— BEGIN Provided information —

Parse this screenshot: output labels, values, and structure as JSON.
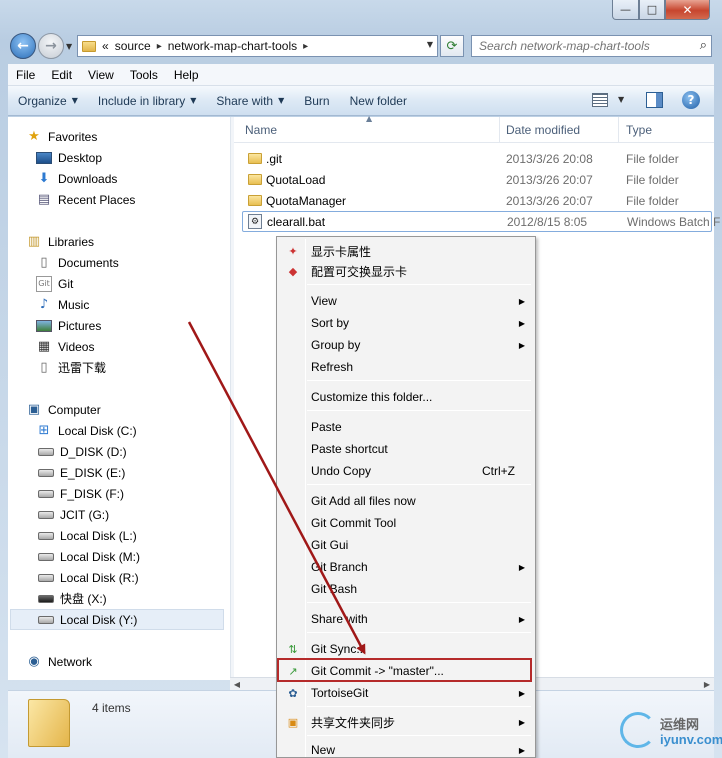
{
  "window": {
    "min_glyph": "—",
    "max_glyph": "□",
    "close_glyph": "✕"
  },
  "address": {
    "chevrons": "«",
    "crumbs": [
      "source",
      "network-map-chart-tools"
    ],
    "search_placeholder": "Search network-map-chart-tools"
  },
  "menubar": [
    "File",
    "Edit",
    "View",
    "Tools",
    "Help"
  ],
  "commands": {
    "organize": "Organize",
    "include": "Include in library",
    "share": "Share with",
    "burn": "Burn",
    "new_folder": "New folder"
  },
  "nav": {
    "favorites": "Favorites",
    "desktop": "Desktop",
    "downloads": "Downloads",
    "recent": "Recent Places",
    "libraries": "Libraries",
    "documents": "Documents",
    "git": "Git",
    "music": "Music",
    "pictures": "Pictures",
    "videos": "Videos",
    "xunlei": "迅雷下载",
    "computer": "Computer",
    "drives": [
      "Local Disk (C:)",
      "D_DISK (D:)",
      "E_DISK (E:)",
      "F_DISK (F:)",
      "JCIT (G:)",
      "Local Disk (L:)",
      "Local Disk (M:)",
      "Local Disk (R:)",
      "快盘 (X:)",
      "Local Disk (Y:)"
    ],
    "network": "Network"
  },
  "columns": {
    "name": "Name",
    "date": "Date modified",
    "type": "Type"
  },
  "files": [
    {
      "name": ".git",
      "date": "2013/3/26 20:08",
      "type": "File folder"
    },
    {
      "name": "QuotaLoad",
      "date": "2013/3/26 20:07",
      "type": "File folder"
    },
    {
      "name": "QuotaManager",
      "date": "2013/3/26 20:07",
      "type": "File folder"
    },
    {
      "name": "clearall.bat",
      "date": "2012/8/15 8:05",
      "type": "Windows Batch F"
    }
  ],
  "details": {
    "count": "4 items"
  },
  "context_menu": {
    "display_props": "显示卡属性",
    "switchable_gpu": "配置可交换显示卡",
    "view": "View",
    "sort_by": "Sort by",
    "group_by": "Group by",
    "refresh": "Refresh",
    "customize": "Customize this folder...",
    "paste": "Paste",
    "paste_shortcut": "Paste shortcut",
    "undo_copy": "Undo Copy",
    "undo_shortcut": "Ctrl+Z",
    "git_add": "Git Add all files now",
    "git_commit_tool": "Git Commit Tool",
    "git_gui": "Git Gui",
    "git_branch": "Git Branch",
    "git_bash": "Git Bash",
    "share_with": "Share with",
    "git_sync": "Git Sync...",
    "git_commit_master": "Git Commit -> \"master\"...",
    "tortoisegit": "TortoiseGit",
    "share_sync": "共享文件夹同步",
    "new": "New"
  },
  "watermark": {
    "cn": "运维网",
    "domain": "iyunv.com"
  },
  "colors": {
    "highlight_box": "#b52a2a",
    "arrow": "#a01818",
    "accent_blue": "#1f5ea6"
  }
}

— END Provided information —
— BEGIN Provided information —

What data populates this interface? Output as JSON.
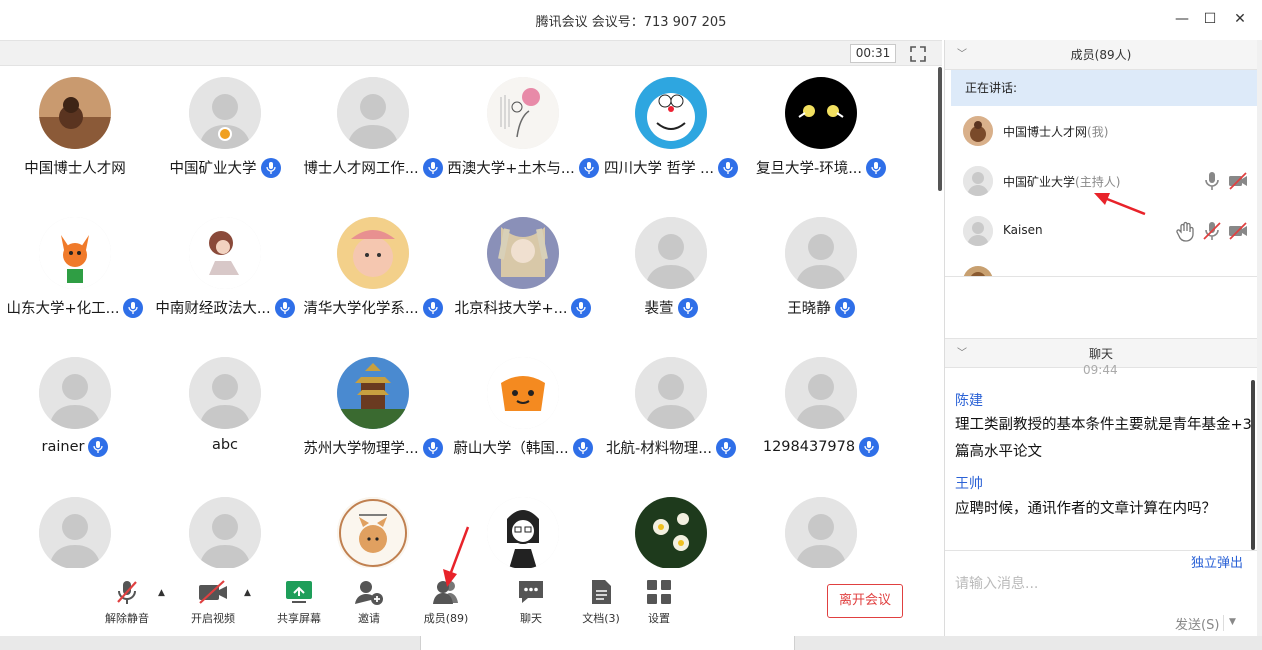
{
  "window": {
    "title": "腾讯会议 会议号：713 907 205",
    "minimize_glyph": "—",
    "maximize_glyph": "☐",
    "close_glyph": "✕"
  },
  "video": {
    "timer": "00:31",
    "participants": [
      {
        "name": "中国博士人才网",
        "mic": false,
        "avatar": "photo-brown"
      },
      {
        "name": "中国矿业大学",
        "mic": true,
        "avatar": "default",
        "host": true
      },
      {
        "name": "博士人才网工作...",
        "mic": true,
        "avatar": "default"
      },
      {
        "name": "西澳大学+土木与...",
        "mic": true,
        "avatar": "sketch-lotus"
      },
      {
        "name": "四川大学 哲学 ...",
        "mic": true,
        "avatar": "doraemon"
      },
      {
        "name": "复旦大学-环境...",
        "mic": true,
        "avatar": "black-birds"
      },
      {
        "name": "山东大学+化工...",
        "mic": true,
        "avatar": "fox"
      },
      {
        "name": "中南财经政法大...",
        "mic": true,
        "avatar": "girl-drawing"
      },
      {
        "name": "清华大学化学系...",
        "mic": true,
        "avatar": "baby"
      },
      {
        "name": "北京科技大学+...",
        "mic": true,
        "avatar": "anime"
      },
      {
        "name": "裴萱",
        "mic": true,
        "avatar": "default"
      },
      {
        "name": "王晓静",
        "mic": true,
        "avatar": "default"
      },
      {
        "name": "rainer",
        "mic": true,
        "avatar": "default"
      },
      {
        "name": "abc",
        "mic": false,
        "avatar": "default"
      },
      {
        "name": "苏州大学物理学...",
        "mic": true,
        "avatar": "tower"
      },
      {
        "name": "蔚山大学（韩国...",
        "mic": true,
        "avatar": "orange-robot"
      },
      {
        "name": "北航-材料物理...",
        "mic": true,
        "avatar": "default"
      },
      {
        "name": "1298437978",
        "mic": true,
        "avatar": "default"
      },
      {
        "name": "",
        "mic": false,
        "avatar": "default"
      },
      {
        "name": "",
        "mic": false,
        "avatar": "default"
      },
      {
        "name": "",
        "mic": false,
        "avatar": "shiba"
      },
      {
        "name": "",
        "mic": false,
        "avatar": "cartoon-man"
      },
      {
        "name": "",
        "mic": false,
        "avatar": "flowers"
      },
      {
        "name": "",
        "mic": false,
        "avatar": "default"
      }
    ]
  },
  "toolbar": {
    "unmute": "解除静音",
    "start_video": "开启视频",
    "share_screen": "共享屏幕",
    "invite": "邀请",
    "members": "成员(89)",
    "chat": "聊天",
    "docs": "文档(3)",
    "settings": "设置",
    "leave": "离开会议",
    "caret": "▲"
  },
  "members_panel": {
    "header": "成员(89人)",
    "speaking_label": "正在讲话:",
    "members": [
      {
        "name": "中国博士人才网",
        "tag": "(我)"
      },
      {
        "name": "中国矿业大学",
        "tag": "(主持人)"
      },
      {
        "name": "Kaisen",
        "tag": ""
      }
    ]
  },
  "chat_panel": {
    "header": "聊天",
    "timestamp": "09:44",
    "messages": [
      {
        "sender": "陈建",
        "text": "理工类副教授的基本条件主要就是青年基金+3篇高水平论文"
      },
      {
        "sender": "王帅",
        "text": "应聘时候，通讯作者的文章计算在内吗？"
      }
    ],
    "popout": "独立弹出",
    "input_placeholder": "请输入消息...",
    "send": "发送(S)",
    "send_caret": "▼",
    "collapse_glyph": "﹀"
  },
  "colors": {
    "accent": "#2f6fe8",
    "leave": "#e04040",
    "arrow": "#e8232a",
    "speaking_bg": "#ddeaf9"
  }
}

— END Provided information —

To do -
Pull out all lines from the listing that contain the string "JSON".

The answer -
Parse this screenshot: output labels, values, and structure as JSON.
What data populates this interface? Output as JSON.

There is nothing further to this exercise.